→ OBJECTIVE:
Restate the whole of the material. Keep every word, and drop the pictures.

Collected data entries

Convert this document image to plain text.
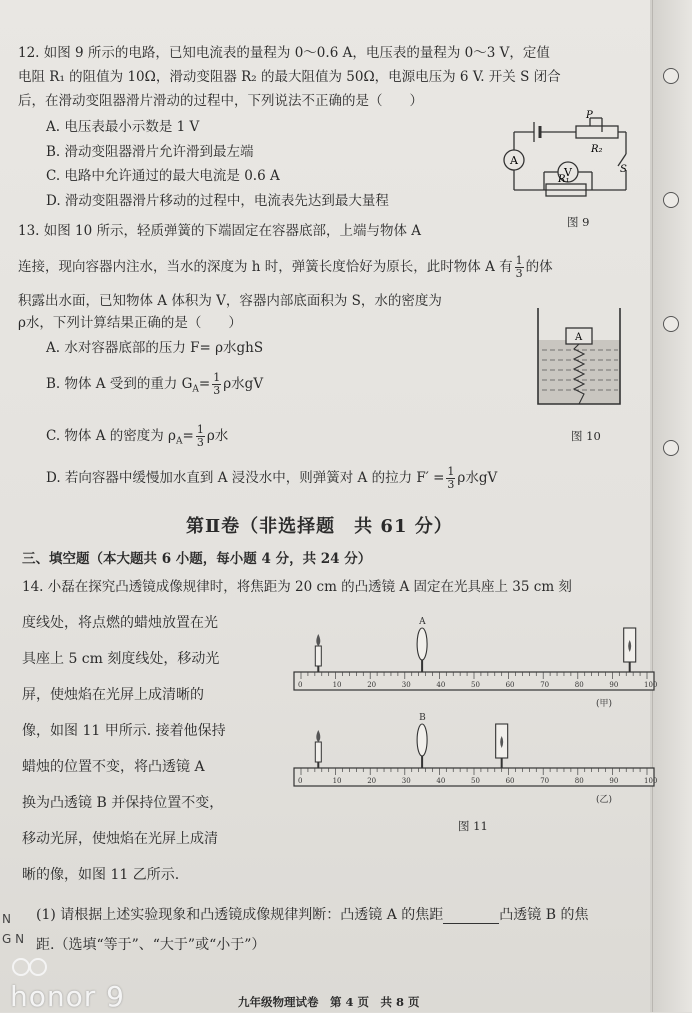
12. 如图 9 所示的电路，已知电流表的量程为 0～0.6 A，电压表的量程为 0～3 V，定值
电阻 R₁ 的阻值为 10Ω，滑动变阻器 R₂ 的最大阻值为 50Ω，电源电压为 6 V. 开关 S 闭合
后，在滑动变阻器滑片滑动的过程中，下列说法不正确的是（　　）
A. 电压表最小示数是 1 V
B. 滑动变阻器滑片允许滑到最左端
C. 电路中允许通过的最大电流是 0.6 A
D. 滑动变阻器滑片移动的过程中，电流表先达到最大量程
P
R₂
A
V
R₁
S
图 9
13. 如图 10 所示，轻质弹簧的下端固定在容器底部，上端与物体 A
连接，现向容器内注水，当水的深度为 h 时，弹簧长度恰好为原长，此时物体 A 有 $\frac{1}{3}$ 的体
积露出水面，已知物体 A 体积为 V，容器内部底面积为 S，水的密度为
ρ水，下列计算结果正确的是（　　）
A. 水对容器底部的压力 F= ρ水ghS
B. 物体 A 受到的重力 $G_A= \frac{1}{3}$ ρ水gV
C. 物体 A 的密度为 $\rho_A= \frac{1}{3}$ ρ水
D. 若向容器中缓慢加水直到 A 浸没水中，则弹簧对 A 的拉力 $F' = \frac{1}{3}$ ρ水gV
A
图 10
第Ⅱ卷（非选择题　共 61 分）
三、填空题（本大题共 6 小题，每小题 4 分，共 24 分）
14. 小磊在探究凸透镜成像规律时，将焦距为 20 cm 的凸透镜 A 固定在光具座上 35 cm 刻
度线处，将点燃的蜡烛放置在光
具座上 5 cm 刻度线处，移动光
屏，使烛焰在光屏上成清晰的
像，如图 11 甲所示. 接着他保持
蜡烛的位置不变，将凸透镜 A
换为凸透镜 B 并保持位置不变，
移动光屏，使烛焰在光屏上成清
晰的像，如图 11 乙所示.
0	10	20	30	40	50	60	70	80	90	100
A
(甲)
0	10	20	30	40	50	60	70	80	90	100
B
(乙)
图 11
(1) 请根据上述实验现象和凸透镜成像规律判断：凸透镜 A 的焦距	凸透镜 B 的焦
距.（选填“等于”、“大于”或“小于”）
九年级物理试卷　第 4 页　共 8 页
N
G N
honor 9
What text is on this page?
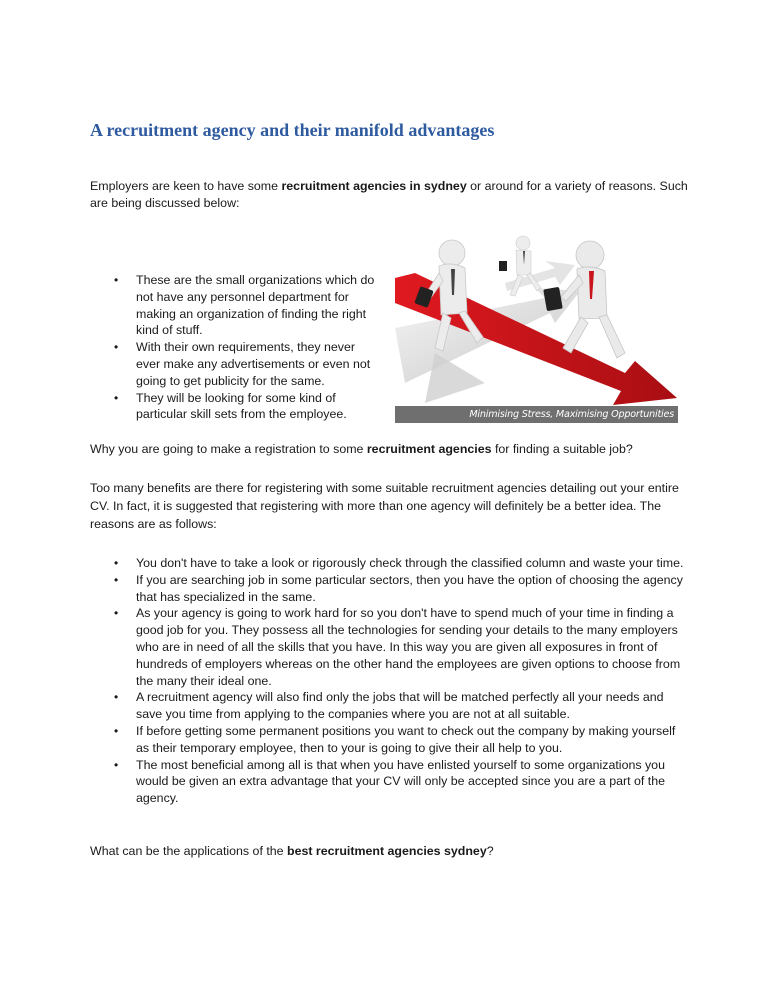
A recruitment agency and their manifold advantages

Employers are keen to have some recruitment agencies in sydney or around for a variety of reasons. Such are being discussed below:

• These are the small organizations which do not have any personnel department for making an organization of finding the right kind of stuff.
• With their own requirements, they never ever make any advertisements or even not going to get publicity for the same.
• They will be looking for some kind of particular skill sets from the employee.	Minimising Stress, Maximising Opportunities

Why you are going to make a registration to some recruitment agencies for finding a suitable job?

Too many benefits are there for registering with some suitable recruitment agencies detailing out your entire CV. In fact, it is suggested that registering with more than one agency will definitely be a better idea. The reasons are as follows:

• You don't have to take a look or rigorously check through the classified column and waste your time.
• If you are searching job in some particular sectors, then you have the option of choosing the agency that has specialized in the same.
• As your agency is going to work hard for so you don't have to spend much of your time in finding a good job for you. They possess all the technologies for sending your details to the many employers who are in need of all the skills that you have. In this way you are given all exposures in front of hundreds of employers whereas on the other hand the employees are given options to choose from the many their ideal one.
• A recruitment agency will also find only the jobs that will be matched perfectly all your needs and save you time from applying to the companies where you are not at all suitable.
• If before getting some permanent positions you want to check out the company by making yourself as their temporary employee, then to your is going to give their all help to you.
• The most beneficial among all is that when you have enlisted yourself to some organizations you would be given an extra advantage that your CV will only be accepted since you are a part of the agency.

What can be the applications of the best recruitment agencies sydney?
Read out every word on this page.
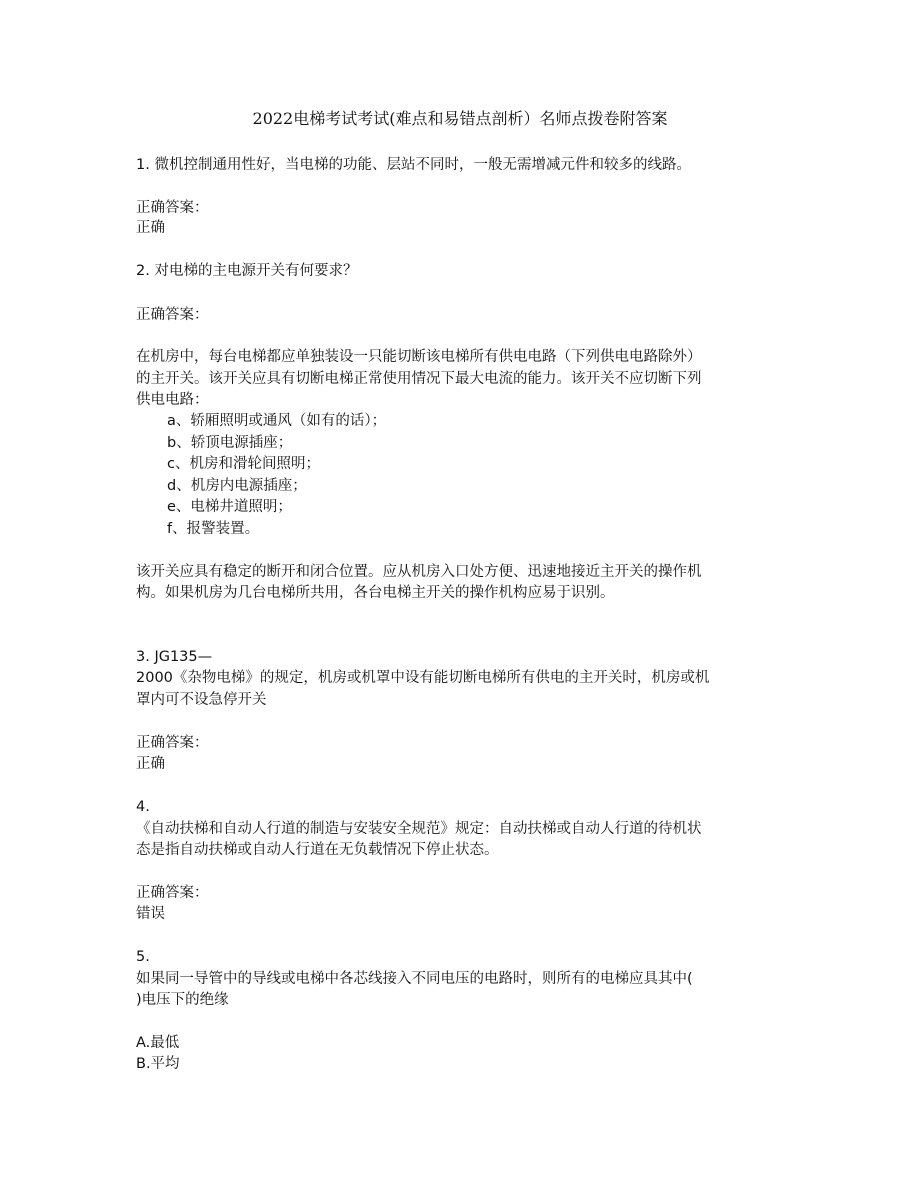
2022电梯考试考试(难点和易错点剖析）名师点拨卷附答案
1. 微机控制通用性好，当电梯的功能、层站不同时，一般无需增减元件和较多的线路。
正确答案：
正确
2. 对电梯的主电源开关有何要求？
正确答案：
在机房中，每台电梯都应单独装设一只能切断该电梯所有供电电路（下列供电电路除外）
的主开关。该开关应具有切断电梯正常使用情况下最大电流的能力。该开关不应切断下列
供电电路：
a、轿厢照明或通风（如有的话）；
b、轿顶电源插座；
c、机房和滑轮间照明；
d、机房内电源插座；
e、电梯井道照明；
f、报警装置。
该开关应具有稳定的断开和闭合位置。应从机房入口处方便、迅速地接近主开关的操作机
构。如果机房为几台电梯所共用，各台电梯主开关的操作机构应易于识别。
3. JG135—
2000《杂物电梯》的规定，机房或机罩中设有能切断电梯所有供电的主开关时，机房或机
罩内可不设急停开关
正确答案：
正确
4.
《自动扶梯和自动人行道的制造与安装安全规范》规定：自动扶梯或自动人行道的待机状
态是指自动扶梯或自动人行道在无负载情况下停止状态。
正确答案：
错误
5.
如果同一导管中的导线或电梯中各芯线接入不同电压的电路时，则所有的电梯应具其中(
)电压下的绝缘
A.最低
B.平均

→ OUTPUT FOR THIS EXERCISE:
Convert this document image to plain text.
12. 如图 9 所示的电路，已知电流表的量程为 0～0.6 A，电压表的量程为 0～3 V，定值
电阻 R₁ 的阻值为 10Ω，滑动变阻器 R₂ 的最大阻值为 50Ω，电源电压为 6 V. 开关 S 闭合
后，在滑动变阻器滑片滑动的过程中，下列说法不正确的是（　　）
A. 电压表最小示数是 1 V
B. 滑动变阻器滑片允许滑到最左端
C. 电路中允许通过的最大电流是 0.6 A
D. 滑动变阻器滑片移动的过程中，电流表先达到最大量程
P
R₂
A
V
R₁
S
图 9
13. 如图 10 所示，轻质弹簧的下端固定在容器底部，上端与物体 A
连接，现向容器内注水，当水的深度为 h 时，弹簧长度恰好为原长，此时物体 A 有 $\frac{1}{3}$ 的体
积露出水面，已知物体 A 体积为 V，容器内部底面积为 S，水的密度为
ρ水，下列计算结果正确的是（　　）
A. 水对容器底部的压力 F= ρ水ghS
B. 物体 A 受到的重力 $G_A= \frac{1}{3}$ ρ水gV
C. 物体 A 的密度为 $\rho_A= \frac{1}{3}$ ρ水
D. 若向容器中缓慢加水直到 A 浸没水中，则弹簧对 A 的拉力 $F' = \frac{1}{3}$ ρ水gV
A
图 10
第Ⅱ卷（非选择题　共 61 分）
三、填空题（本大题共 6 小题，每小题 4 分，共 24 分）
14. 小磊在探究凸透镜成像规律时，将焦距为 20 cm 的凸透镜 A 固定在光具座上 35 cm 刻
度线处，将点燃的蜡烛放置在光
具座上 5 cm 刻度线处，移动光
屏，使烛焰在光屏上成清晰的
像，如图 11 甲所示. 接着他保持
蜡烛的位置不变，将凸透镜 A
换为凸透镜 B 并保持位置不变，
移动光屏，使烛焰在光屏上成清
晰的像，如图 11 乙所示.
0	10	20	30	40	50	60	70	80	90	100
A
(甲)
0	10	20	30	40	50	60	70	80	90	100
B
(乙)
图 11
(1) 请根据上述实验现象和凸透镜成像规律判断：凸透镜 A 的焦距	凸透镜 B 的焦
距.（选填“等于”、“大于”或“小于”）
九年级物理试卷　第 4 页　共 8 页
N
G N
honor 9
What text is on this page?
A recruitment agency and their manifold advantages

Employers are keen to have some recruitment agencies in sydney or around for a variety of reasons. Such are being discussed below:

• These are the small organizations which do not have any personnel department for making an organization of finding the right kind of stuff.
• With their own requirements, they never ever make any advertisements or even not going to get publicity for the same.
• They will be looking for some kind of particular skill sets from the employee.	Minimising Stress, Maximising Opportunities

Why you are going to make a registration to some recruitment agencies for finding a suitable job?

Too many benefits are there for registering with some suitable recruitment agencies detailing out your entire CV. In fact, it is suggested that registering with more than one agency will definitely be a better idea. The reasons are as follows:

• You don't have to take a look or rigorously check through the classified column and waste your time.
• If you are searching job in some particular sectors, then you have the option of choosing the agency that has specialized in the same.
• As your agency is going to work hard for so you don't have to spend much of your time in finding a good job for you. They possess all the technologies for sending your details to the many employers who are in need of all the skills that you have. In this way you are given all exposures in front of hundreds of employers whereas on the other hand the employees are given options to choose from the many their ideal one.
• A recruitment agency will also find only the jobs that will be matched perfectly all your needs and save you time from applying to the companies where you are not at all suitable.
• If before getting some permanent positions you want to check out the company by making yourself as their temporary employee, then to your is going to give their all help to you.
• The most beneficial among all is that when you have enlisted yourself to some organizations you would be given an extra advantage that your CV will only be accepted since you are a part of the agency.

What can be the applications of the best recruitment agencies sydney?
Read out every word on this page.
2022电梯考试考试(难点和易错点剖析）名师点拨卷附答案
1. 微机控制通用性好，当电梯的功能、层站不同时，一般无需增减元件和较多的线路。
正确答案：
正确
2. 对电梯的主电源开关有何要求？
正确答案：
在机房中，每台电梯都应单独装设一只能切断该电梯所有供电电路（下列供电电路除外）
的主开关。该开关应具有切断电梯正常使用情况下最大电流的能力。该开关不应切断下列
供电电路：
a、轿厢照明或通风（如有的话）；
b、轿顶电源插座；
c、机房和滑轮间照明；
d、机房内电源插座；
e、电梯井道照明；
f、报警装置。
该开关应具有稳定的断开和闭合位置。应从机房入口处方便、迅速地接近主开关的操作机
构。如果机房为几台电梯所共用，各台电梯主开关的操作机构应易于识别。
3. JG135—
2000《杂物电梯》的规定，机房或机罩中设有能切断电梯所有供电的主开关时，机房或机
罩内可不设急停开关
正确答案：
正确
4.
《自动扶梯和自动人行道的制造与安装安全规范》规定：自动扶梯或自动人行道的待机状
态是指自动扶梯或自动人行道在无负载情况下停止状态。
正确答案：
错误
5.
如果同一导管中的导线或电梯中各芯线接入不同电压的电路时，则所有的电梯应具其中(
)电压下的绝缘
A.最低
B.平均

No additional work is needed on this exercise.